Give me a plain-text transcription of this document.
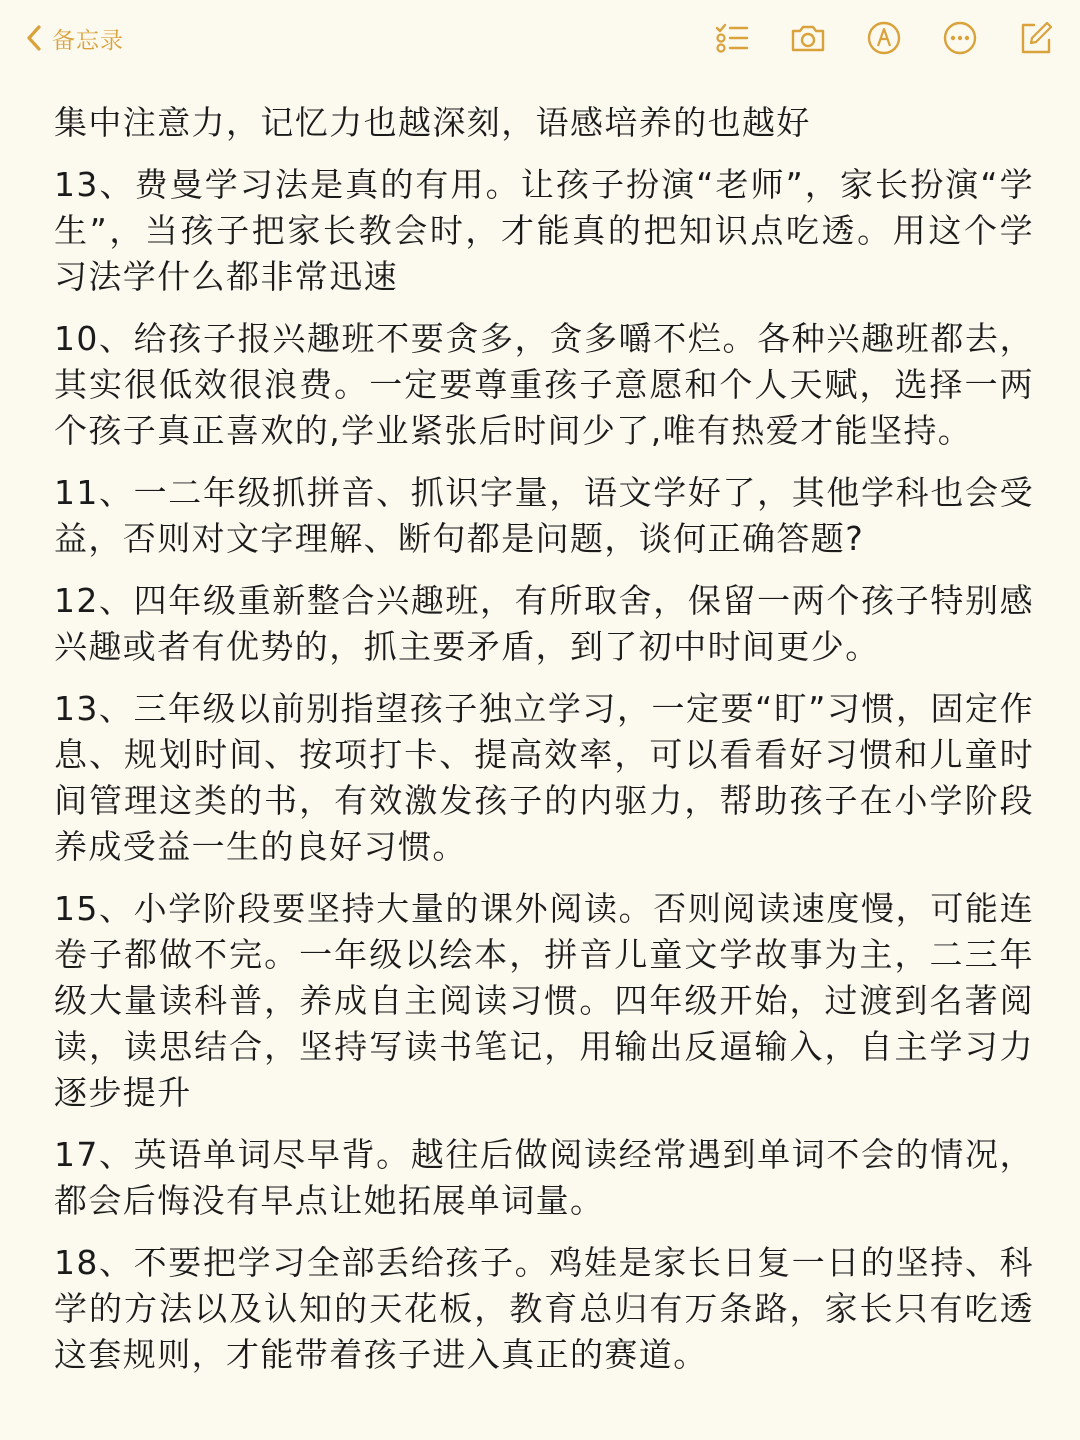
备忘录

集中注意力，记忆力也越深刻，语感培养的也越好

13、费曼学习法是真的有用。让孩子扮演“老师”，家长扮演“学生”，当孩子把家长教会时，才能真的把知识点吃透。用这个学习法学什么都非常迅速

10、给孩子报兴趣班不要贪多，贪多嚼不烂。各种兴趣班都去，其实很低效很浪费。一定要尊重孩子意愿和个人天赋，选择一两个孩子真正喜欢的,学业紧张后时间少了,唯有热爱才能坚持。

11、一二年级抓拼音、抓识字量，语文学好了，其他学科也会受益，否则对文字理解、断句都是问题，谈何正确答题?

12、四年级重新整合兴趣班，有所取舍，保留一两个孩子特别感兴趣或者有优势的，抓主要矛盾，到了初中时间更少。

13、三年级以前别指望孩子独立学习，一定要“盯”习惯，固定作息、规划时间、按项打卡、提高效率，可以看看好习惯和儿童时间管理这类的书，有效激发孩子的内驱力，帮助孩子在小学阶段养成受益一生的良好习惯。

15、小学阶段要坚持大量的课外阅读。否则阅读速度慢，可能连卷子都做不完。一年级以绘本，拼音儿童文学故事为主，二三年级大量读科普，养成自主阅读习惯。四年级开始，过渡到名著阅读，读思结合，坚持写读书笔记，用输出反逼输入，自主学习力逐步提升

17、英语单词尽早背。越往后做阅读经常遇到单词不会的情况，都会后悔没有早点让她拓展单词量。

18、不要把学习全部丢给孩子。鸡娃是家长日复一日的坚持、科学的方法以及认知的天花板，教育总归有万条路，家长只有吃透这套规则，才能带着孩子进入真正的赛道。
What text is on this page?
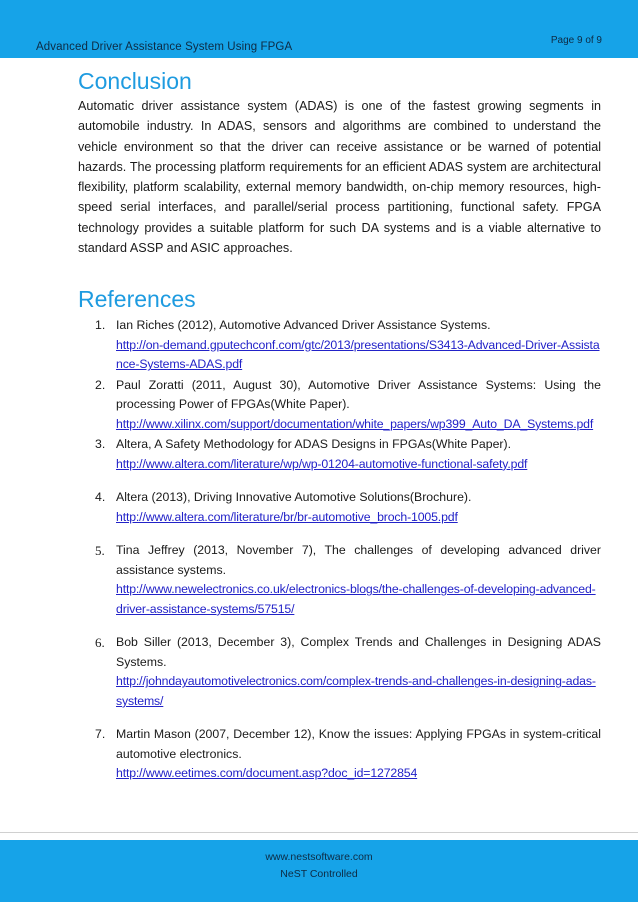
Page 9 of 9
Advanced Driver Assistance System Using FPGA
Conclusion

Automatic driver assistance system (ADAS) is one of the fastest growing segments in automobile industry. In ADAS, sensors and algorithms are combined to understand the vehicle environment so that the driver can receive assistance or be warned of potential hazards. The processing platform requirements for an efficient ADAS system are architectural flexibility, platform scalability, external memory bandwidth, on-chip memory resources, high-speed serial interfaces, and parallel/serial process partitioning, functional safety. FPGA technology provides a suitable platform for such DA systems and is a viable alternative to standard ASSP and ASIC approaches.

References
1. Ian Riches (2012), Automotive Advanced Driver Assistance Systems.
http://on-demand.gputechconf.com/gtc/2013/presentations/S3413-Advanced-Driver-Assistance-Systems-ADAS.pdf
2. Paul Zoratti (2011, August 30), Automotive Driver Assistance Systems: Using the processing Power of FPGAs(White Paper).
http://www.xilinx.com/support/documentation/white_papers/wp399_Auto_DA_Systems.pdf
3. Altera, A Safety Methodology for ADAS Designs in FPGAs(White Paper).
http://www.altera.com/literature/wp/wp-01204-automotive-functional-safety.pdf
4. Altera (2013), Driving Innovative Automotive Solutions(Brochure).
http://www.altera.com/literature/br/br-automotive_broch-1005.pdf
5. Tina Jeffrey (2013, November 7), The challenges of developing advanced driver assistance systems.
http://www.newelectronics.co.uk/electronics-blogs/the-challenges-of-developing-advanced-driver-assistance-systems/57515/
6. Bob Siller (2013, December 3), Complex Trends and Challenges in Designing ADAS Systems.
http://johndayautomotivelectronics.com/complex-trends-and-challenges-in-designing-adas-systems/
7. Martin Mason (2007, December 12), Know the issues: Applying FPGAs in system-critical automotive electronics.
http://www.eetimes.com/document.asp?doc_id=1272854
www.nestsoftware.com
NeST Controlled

● **WRITTEN EXERCISE**: Please write out all the data again word for word, but not the pictures.

● **ANSWER FOR THIS EXERCISE**:
Give me a plain-text transcription of this document.
备忘录

集中注意力，记忆力也越深刻，语感培养的也越好

13、费曼学习法是真的有用。让孩子扮演“老师”，家长扮演“学生”，当孩子把家长教会时，才能真的把知识点吃透。用这个学习法学什么都非常迅速

10、给孩子报兴趣班不要贪多，贪多嚼不烂。各种兴趣班都去，其实很低效很浪费。一定要尊重孩子意愿和个人天赋，选择一两个孩子真正喜欢的,学业紧张后时间少了,唯有热爱才能坚持。

11、一二年级抓拼音、抓识字量，语文学好了，其他学科也会受益，否则对文字理解、断句都是问题，谈何正确答题?

12、四年级重新整合兴趣班，有所取舍，保留一两个孩子特别感兴趣或者有优势的，抓主要矛盾，到了初中时间更少。

13、三年级以前别指望孩子独立学习，一定要“盯”习惯，固定作息、规划时间、按项打卡、提高效率，可以看看好习惯和儿童时间管理这类的书，有效激发孩子的内驱力，帮助孩子在小学阶段养成受益一生的良好习惯。

15、小学阶段要坚持大量的课外阅读。否则阅读速度慢，可能连卷子都做不完。一年级以绘本，拼音儿童文学故事为主，二三年级大量读科普，养成自主阅读习惯。四年级开始，过渡到名著阅读，读思结合，坚持写读书笔记，用输出反逼输入，自主学习力逐步提升

17、英语单词尽早背。越往后做阅读经常遇到单词不会的情况，都会后悔没有早点让她拓展单词量。

18、不要把学习全部丢给孩子。鸡娃是家长日复一日的坚持、科学的方法以及认知的天花板，教育总归有万条路，家长只有吃透这套规则，才能带着孩子进入真正的赛道。
What text is on this page?
Page 9 of 9
Advanced Driver Assistance System Using FPGA
Conclusion

Automatic driver assistance system (ADAS) is one of the fastest growing segments in automobile industry. In ADAS, sensors and algorithms are combined to understand the vehicle environment so that the driver can receive assistance or be warned of potential hazards. The processing platform requirements for an efficient ADAS system are architectural flexibility, platform scalability, external memory bandwidth, on-chip memory resources, high-speed serial interfaces, and parallel/serial process partitioning, functional safety. FPGA technology provides a suitable platform for such DA systems and is a viable alternative to standard ASSP and ASIC approaches.

References
1. Ian Riches (2012), Automotive Advanced Driver Assistance Systems.
http://on-demand.gputechconf.com/gtc/2013/presentations/S3413-Advanced-Driver-Assistance-Systems-ADAS.pdf
2. Paul Zoratti (2011, August 30), Automotive Driver Assistance Systems: Using the processing Power of FPGAs(White Paper).
http://www.xilinx.com/support/documentation/white_papers/wp399_Auto_DA_Systems.pdf
3. Altera, A Safety Methodology for ADAS Designs in FPGAs(White Paper).
http://www.altera.com/literature/wp/wp-01204-automotive-functional-safety.pdf
4. Altera (2013), Driving Innovative Automotive Solutions(Brochure).
http://www.altera.com/literature/br/br-automotive_broch-1005.pdf
5. Tina Jeffrey (2013, November 7), The challenges of developing advanced driver assistance systems.
http://www.newelectronics.co.uk/electronics-blogs/the-challenges-of-developing-advanced-driver-assistance-systems/57515/
6. Bob Siller (2013, December 3), Complex Trends and Challenges in Designing ADAS Systems.
http://johndayautomotivelectronics.com/complex-trends-and-challenges-in-designing-adas-systems/
7. Martin Mason (2007, December 12), Know the issues: Applying FPGAs in system-critical automotive electronics.
http://www.eetimes.com/document.asp?doc_id=1272854
www.nestsoftware.com
NeST Controlled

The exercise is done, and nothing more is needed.